Copy the entries word for word from their start through the line that contains "menu-label: Meny [66,9,106,26]", including that line. Leave the pictures out.

-- Data lines --
-- begin --

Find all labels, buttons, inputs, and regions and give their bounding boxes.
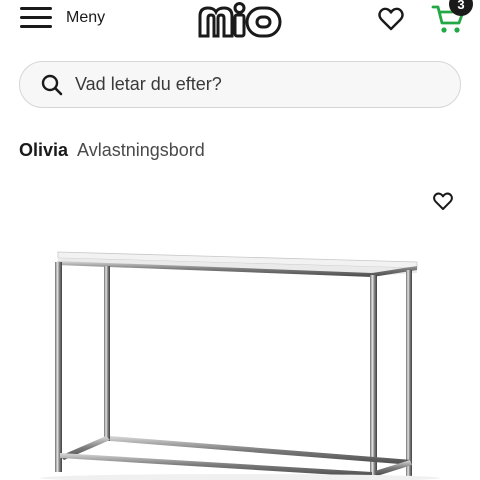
product-image[interactable] [0,230,480,480]
product-type: Avlastningsbord [77,140,205,160]
search-bar[interactable] [19,61,461,108]
product-brand: Olivia [19,140,69,160]
wishlist-heart-icon[interactable] [432,190,454,212]
product-title: Olivia Avlastningsbord [19,140,205,161]
menu-button[interactable]: Meny [20,6,105,30]
search-icon [41,74,63,95]
hamburger-icon [20,6,52,30]
heart-icon[interactable] [377,5,405,33]
header: Meny 3 [0,0,480,40]
mio-logo[interactable] [197,0,283,40]
menu-label: Meny [66,9,106,26]
search-input[interactable] [75,74,435,95]
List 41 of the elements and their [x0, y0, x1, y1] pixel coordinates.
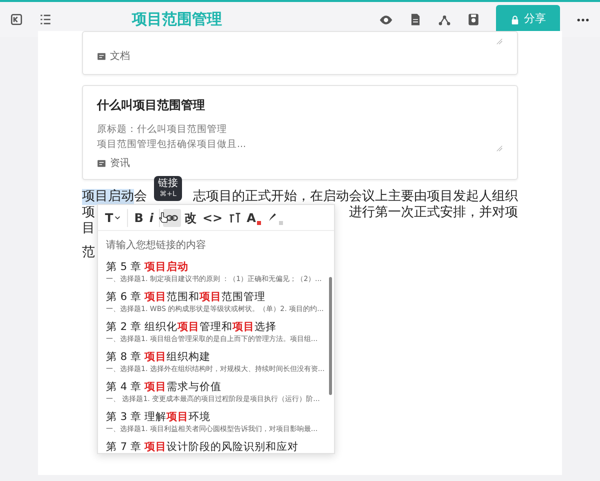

-- end --

-- EXPECTED ANSWER --
Find all labels, buttons, inputs, and regions and give their bounding boxes.
product-image[interactable] [0,230,480,480]
product-type: Avlastningsbord [77,140,205,160]
search-bar[interactable] [19,61,461,108]
product-brand: Olivia [19,140,69,160]
wishlist-heart-icon[interactable] [432,190,454,212]
product-title: Olivia Avlastningsbord [19,140,205,161]
menu-button[interactable]: Meny [20,6,105,30]
search-icon [41,74,63,95]
hamburger-icon [20,6,52,30]
heart-icon[interactable] [377,5,405,33]
header: Meny 3 [0,0,480,40]
mio-logo[interactable] [197,0,283,40]
menu-label: Meny [66,9,106,26]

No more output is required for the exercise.